» Data for the task:
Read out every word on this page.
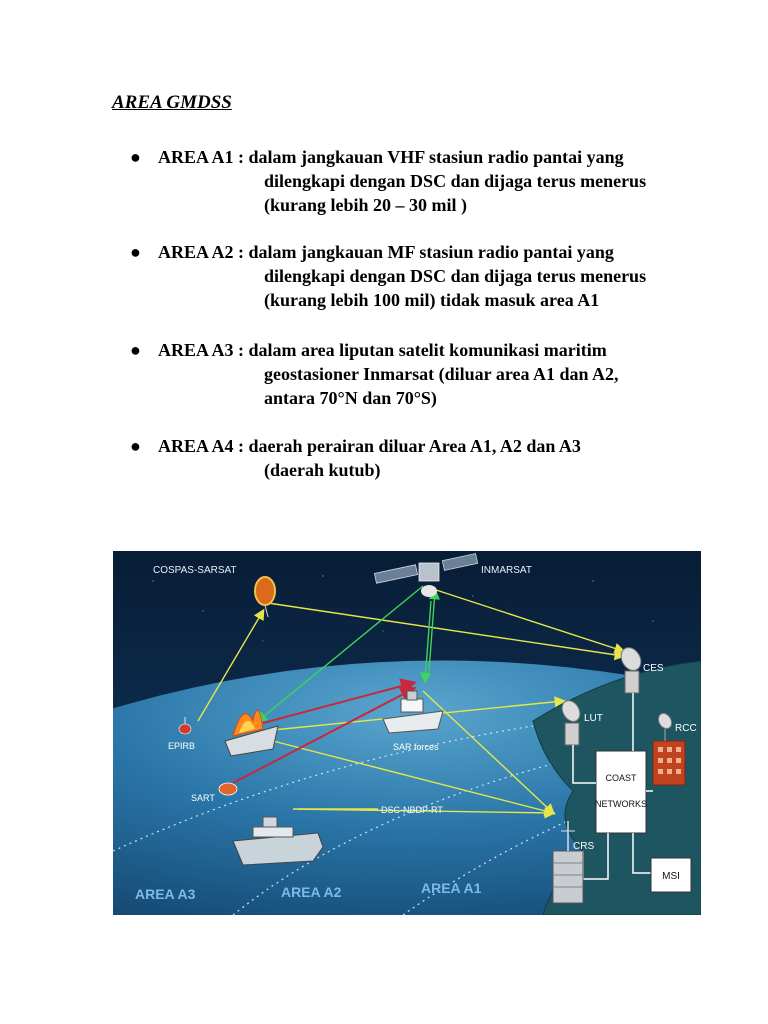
AREA GMDSS
● AREA A1 : dalam jangkauan VHF stasiun radio pantai yang
dilengkapi dengan DSC dan dijaga terus menerus
(kurang lebih 20 – 30 mil )
● AREA A2 : dalam jangkauan MF stasiun radio pantai yang
dilengkapi dengan DSC dan dijaga terus menerus
(kurang lebih 100 mil) tidak masuk area A1
● AREA A3 : dalam area liputan satelit komunikasi maritim
geostasioner Inmarsat (diluar area A1 dan A2,
antara 70°N dan 70°S)
● AREA A4 : daerah perairan diluar Area A1, A2 dan A3
(daerah kutub)
COSPAS-SARSAT	INMARSAT
CES
LUT
RCC
COAST
NETWORKS
CRS
MSI
EPIRB
SART
SAR forces
DSC-NBDP-RT
AREA A3	AREA A2	AREA A1
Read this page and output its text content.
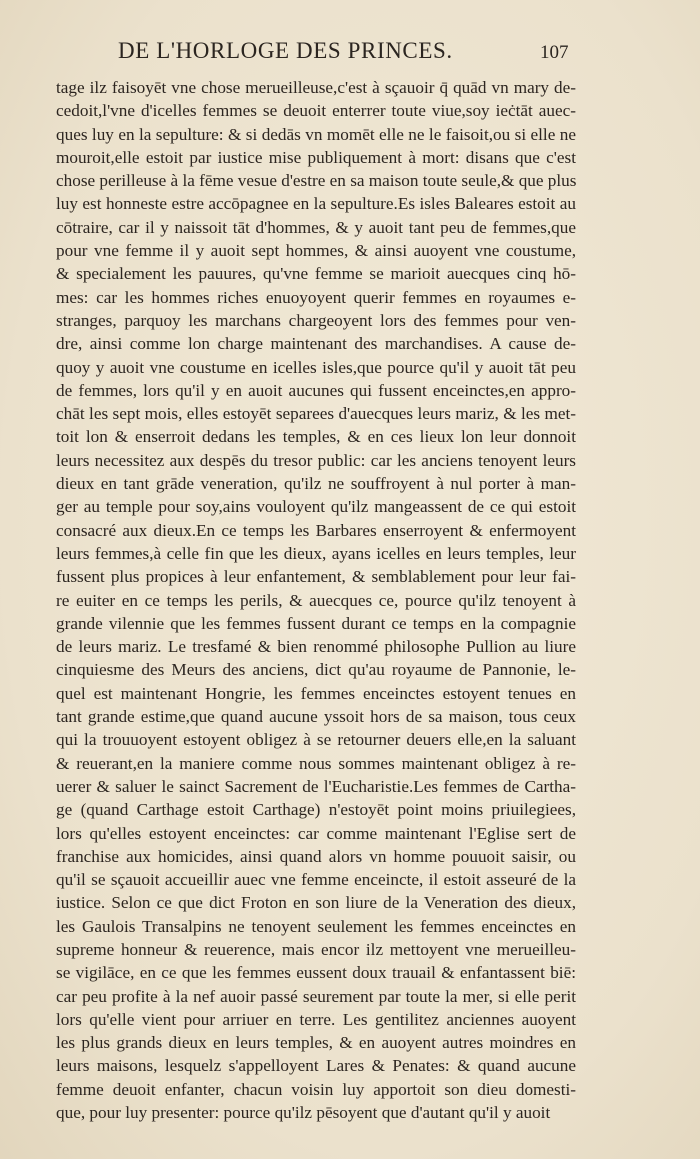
DE L'HORLOGE DES PRINCES.	107
tage ilz faisoyēt vne chose merueilleuse,c'est à sçauoir q̄ quād vn mary de-
cedoit,l'vne d'icelles femmes se deuoit enterrer toute viue,soy ieċtāt auec-
ques luy en la sepulture: & si dedās vn momēt elle ne le faisoit,ou si elle ne
mouroit,elle estoit par iustice mise publiquement à mort: disans que c'est
chose perilleuse à la fēme vesue d'estre en sa maison toute seule,& que plus
luy est honneste estre accōpagnee en la sepulture.Es isles Baleares estoit au
cōtraire, car il y naissoit tāt d'hommes, & y auoit tant peu de femmes,que
pour vne femme il y auoit sept hommes, & ainsi auoyent vne coustume,
& specialement les pauures, qu'vne femme se marioit auecques cinq hō-
mes: car les hommes riches enuoyoyent querir femmes en royaumes e-
stranges, parquoy les marchans chargeoyent lors des femmes pour ven-
dre, ainsi comme lon charge maintenant des marchandises. A cause de-
quoy y auoit vne coustume en icelles isles,que pource qu'il y auoit tāt peu
de femmes, lors qu'il y en auoit aucunes qui fussent enceinctes,en appro-
chāt les sept mois, elles estoyēt separees d'auecques leurs mariz, & les met-
toit lon & enserroit dedans les temples, & en ces lieux lon leur donnoit
leurs necessitez aux despēs du tresor public: car les anciens tenoyent leurs
dieux en tant grāde veneration, qu'ilz ne souffroyent à nul porter à man-
ger au temple pour soy,ains vouloyent qu'ilz mangeassent de ce qui estoit
consacré aux dieux.En ce temps les Barbares enserroyent & enfermoyent
leurs femmes,à celle fin que les dieux, ayans icelles en leurs temples, leur
fussent plus propices à leur enfantement, & semblablement pour leur fai-
re euiter en ce temps les perils, & auecques ce, pource qu'ilz tenoyent à
grande vilennie que les femmes fussent durant ce temps en la compagnie
de leurs mariz. Le tresfamé & bien renommé philosophe Pullion au liure
cinquiesme des Meurs des anciens, dict qu'au royaume de Pannonie, le-
quel est maintenant Hongrie, les femmes enceinctes estoyent tenues en
tant grande estime,que quand aucune yssoit hors de sa maison, tous ceux
qui la trouuoyent estoyent obligez à se retourner deuers elle,en la saluant
& reuerant,en la maniere comme nous sommes maintenant obligez à re-
uerer & saluer le sainct Sacrement de l'Eucharistie.Les femmes de Cartha-
ge (quand Carthage estoit Carthage) n'estoyēt point moins priuilegiees,
lors qu'elles estoyent enceinctes: car comme maintenant l'Eglise sert de
franchise aux homicides, ainsi quand alors vn homme pouuoit saisir, ou
qu'il se sçauoit accueillir auec vne femme enceincte, il estoit asseuré de la
iustice. Selon ce que dict Froton en son liure de la Veneration des dieux,
les Gaulois Transalpins ne tenoyent seulement les femmes enceinctes en
supreme honneur & reuerence, mais encor ilz mettoyent vne merueilleu-
se vigilāce, en ce que les femmes eussent doux trauail & enfantassent biē:
car peu profite à la nef auoir passé seurement par toute la mer, si elle perit
lors qu'elle vient pour arriuer en terre. Les gentilitez anciennes auoyent
les plus grands dieux en leurs temples, & en auoyent autres moindres en
leurs maisons, lesquelz s'appelloyent Lares & Penates: & quand aucune
femme deuoit enfanter, chacun voisin luy apportoit son dieu domesti-
que, pour luy presenter: pource qu'ilz pēsoyent que d'autant qu'il y auoit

» Task to complete: In the entries above, count each line holding "ainsi" and report the total and nothing more.

» Completed exercise: 3